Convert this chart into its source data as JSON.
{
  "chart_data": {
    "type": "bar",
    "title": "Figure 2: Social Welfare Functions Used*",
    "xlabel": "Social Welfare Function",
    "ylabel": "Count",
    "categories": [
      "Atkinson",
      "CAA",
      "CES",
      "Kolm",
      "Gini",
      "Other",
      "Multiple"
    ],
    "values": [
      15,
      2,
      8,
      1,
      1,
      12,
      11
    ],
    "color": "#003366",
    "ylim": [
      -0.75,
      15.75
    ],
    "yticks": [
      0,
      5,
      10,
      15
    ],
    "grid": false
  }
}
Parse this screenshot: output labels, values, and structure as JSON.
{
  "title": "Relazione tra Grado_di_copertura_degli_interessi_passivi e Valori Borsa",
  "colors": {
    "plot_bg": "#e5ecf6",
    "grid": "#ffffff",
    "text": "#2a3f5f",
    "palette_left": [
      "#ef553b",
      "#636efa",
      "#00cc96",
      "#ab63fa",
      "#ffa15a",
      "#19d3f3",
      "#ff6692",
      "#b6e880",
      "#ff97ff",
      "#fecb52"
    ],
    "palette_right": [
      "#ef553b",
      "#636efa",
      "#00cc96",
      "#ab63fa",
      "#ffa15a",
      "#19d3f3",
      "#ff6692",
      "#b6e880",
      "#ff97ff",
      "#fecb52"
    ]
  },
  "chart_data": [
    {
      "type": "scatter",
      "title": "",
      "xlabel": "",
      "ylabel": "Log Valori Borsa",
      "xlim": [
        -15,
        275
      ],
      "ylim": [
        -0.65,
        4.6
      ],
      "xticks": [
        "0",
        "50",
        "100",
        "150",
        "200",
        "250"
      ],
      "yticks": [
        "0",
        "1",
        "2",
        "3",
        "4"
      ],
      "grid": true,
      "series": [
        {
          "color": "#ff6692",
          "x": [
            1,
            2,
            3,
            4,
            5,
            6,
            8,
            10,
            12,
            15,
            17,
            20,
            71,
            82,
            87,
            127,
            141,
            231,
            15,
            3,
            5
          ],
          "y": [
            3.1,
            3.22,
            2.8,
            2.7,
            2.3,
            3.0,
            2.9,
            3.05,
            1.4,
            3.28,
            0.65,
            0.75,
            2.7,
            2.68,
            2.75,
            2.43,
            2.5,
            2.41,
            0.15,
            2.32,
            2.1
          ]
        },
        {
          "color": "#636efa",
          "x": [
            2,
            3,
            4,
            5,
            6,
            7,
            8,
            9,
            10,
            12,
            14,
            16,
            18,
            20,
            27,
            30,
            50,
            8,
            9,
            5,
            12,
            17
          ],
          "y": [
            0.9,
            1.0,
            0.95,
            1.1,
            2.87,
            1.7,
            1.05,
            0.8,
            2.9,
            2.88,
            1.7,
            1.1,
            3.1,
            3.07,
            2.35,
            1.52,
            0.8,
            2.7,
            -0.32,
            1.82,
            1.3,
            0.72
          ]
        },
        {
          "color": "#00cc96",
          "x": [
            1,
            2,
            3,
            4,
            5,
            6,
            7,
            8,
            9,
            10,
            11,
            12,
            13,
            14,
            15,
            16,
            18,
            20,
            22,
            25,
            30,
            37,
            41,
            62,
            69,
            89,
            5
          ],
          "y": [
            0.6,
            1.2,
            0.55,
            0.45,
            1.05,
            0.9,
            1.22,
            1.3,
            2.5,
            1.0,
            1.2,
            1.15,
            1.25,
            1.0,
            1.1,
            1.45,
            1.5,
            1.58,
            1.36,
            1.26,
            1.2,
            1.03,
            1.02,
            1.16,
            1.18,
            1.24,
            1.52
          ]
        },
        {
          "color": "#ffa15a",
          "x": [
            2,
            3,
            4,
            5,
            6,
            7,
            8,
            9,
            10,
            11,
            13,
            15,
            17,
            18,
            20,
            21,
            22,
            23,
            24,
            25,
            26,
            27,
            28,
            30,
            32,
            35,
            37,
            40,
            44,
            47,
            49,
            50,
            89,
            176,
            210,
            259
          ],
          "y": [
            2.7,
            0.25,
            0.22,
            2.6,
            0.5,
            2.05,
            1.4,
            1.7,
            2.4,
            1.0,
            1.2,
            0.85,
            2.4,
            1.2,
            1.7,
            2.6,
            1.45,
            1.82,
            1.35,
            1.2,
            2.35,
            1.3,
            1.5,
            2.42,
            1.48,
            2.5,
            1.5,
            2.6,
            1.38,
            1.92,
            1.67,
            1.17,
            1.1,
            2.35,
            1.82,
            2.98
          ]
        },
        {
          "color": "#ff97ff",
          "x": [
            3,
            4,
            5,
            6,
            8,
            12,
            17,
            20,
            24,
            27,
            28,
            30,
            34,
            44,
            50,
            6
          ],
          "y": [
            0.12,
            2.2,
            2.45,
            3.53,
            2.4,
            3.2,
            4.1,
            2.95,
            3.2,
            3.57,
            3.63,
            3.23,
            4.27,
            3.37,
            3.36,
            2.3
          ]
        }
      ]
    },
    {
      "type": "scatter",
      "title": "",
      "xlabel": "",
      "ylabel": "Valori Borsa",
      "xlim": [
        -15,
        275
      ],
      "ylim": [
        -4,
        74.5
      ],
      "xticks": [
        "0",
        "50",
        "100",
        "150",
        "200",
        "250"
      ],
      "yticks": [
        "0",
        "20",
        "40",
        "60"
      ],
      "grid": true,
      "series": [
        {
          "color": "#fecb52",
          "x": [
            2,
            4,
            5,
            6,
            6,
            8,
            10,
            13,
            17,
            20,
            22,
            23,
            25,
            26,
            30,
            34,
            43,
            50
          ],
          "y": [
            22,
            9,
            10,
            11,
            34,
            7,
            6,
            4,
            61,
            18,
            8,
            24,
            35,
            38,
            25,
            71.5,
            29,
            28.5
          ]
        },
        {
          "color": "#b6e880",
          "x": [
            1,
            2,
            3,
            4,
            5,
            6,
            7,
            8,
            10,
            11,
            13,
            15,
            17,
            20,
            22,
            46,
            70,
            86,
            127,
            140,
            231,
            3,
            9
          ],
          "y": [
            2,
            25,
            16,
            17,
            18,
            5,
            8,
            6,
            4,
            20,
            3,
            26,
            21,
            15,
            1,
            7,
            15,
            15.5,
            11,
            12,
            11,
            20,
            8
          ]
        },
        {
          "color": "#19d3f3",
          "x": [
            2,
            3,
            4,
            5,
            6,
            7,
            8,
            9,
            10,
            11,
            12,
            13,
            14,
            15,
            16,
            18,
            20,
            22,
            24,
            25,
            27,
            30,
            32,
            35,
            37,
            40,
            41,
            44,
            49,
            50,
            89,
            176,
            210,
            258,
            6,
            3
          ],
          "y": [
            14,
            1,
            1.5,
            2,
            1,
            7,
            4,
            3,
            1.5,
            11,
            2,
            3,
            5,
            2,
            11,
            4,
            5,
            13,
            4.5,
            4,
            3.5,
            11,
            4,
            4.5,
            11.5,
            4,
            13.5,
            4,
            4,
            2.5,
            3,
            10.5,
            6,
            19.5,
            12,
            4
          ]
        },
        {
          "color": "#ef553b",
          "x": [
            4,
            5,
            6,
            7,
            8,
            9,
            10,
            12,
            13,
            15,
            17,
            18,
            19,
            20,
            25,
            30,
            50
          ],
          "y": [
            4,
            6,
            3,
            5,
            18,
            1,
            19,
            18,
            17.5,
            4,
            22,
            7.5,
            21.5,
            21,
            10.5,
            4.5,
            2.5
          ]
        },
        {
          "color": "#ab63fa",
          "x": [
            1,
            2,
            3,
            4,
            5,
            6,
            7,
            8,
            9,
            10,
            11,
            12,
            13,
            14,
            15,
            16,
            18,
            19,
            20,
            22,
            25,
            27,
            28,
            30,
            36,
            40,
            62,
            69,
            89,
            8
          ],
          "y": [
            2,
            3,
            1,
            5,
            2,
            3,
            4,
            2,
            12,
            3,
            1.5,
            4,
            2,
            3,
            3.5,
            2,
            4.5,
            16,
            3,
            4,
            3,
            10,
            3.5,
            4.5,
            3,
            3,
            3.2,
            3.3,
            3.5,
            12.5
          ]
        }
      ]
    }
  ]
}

* * * * * * *

» **TO BE DONE**
Return every line above that contains the word "this".

» **THE ANSWER**
Convert this chart into its source data as JSON.
Parse this screenshot: output labels, values, and structure as JSON.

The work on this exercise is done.